RECORDS PROVIDED |
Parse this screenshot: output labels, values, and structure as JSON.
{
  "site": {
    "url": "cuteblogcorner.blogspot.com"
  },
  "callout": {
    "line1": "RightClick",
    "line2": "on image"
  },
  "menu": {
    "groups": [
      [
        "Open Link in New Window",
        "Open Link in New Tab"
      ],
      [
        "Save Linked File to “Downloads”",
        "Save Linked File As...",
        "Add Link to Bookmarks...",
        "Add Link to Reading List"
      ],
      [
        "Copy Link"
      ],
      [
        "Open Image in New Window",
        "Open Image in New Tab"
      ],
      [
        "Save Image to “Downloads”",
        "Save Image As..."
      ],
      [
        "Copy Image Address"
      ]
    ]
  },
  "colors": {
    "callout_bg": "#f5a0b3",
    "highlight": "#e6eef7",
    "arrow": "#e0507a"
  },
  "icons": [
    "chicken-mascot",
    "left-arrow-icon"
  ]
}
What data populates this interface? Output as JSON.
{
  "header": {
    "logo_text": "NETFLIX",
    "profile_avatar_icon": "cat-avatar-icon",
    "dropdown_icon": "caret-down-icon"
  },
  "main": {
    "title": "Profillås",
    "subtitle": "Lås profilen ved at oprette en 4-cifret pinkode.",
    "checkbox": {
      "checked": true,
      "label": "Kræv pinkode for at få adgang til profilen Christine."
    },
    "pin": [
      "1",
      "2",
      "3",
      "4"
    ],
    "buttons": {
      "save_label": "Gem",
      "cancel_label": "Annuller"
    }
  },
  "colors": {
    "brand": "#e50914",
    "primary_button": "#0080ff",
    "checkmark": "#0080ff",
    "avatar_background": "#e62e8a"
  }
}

PROBLEM DESCRIPTION | Would you restate each of the entries word for word?

RESULT FOR THIS TASK |
Parse this screenshot: output labels, values, and structure as JSON.
{
  "site": {
    "url": "cuteblogcorner.blogspot.com"
  },
  "callout": {
    "line1": "RightClick",
    "line2": "on image"
  },
  "menu": {
    "groups": [
      [
        "Open Link in New Window",
        "Open Link in New Tab"
      ],
      [
        "Save Linked File to “Downloads”",
        "Save Linked File As...",
        "Add Link to Bookmarks...",
        "Add Link to Reading List"
      ],
      [
        "Copy Link"
      ],
      [
        "Open Image in New Window",
        "Open Image in New Tab"
      ],
      [
        "Save Image to “Downloads”",
        "Save Image As..."
      ],
      [
        "Copy Image Address"
      ]
    ]
  },
  "colors": {
    "callout_bg": "#f5a0b3",
    "highlight": "#e6eef7",
    "arrow": "#e0507a"
  },
  "icons": [
    "chicken-mascot",
    "left-arrow-icon"
  ]
}
What data populates this interface? Output as JSON.
{
  "header": {
    "logo_text": "NETFLIX",
    "profile_avatar_icon": "cat-avatar-icon",
    "dropdown_icon": "caret-down-icon"
  },
  "main": {
    "title": "Profillås",
    "subtitle": "Lås profilen ved at oprette en 4-cifret pinkode.",
    "checkbox": {
      "checked": true,
      "label": "Kræv pinkode for at få adgang til profilen Christine."
    },
    "pin": [
      "1",
      "2",
      "3",
      "4"
    ],
    "buttons": {
      "save_label": "Gem",
      "cancel_label": "Annuller"
    }
  },
  "colors": {
    "brand": "#e50914",
    "primary_button": "#0080ff",
    "checkmark": "#0080ff",
    "avatar_background": "#e62e8a"
  }
}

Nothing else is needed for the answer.